Look through the data below. Collect every line where the word "JSON" occurs.

> RECORDED INFORMATION:
○ ○ ○ ○ ○

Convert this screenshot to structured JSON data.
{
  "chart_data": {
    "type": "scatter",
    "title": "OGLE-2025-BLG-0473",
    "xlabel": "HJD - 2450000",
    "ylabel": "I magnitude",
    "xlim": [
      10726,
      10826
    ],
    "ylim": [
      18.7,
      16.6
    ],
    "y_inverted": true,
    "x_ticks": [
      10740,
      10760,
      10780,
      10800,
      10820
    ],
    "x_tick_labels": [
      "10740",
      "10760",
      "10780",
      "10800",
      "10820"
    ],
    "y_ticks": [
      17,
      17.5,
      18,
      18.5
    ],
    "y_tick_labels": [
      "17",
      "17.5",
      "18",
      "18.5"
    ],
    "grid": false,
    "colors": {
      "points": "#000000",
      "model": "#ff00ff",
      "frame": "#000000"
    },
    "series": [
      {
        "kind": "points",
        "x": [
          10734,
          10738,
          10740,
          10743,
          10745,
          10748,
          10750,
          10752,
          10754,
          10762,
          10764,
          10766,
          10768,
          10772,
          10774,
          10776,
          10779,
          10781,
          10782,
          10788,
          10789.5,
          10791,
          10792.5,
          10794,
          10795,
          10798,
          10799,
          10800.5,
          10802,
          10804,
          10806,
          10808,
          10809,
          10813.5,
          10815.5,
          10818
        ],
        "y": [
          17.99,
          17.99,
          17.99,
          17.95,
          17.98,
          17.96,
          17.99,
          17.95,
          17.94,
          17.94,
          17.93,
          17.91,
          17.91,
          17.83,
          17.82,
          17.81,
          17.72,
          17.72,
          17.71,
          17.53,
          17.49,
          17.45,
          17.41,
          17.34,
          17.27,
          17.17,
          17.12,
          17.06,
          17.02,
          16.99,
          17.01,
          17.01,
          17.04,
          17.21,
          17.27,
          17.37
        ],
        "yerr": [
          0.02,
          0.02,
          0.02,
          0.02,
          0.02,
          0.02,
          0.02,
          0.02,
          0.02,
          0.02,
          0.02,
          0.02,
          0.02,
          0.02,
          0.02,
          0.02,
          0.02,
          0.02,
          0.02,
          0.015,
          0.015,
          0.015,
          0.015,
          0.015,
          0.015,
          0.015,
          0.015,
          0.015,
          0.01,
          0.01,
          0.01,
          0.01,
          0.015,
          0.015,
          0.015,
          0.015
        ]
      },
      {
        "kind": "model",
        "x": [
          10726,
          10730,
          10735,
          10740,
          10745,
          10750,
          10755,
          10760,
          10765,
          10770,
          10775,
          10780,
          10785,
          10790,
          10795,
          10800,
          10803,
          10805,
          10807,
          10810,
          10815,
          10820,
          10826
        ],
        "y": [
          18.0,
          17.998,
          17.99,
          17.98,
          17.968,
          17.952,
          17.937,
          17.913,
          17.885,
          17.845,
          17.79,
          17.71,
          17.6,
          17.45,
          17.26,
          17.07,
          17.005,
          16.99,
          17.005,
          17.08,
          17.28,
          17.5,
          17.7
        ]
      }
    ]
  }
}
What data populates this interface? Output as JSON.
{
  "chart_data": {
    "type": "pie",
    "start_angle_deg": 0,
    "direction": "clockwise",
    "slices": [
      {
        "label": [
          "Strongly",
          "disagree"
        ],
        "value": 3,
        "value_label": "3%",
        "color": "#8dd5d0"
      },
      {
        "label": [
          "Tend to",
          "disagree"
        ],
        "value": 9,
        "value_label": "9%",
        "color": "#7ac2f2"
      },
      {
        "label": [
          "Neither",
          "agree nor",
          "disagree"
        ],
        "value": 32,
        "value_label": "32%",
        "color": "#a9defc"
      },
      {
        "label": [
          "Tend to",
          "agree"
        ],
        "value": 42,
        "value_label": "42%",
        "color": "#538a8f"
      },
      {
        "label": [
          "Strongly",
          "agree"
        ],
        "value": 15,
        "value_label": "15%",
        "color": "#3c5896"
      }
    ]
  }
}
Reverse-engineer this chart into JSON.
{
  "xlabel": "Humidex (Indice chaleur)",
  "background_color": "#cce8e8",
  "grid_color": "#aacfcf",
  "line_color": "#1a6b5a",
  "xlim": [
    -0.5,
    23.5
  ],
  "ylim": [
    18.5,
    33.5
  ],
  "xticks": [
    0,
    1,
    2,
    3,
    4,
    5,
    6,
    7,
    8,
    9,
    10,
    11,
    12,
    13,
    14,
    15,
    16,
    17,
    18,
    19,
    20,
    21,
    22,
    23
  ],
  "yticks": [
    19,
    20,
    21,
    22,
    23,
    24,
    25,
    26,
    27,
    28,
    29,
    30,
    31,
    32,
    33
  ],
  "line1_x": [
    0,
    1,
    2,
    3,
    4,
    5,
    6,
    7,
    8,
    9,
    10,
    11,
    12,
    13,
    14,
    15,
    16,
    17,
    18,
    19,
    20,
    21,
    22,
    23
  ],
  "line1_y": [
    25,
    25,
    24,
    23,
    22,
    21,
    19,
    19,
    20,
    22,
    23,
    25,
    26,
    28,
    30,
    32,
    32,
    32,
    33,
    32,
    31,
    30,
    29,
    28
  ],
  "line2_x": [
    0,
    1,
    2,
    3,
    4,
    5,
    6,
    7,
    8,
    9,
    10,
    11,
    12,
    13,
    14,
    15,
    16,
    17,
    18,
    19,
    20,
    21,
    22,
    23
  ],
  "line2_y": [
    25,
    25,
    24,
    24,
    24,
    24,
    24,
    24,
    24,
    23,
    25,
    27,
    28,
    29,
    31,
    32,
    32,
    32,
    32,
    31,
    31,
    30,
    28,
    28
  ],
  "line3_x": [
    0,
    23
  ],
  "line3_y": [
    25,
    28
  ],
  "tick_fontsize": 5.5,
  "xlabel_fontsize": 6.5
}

○ ○ ○ ○ ○

> ANSWER TO THE TASK:
Convert this screenshot to structured JSON data.
What data populates this interface? Output as JSON.
Reverse-engineer this chart into JSON.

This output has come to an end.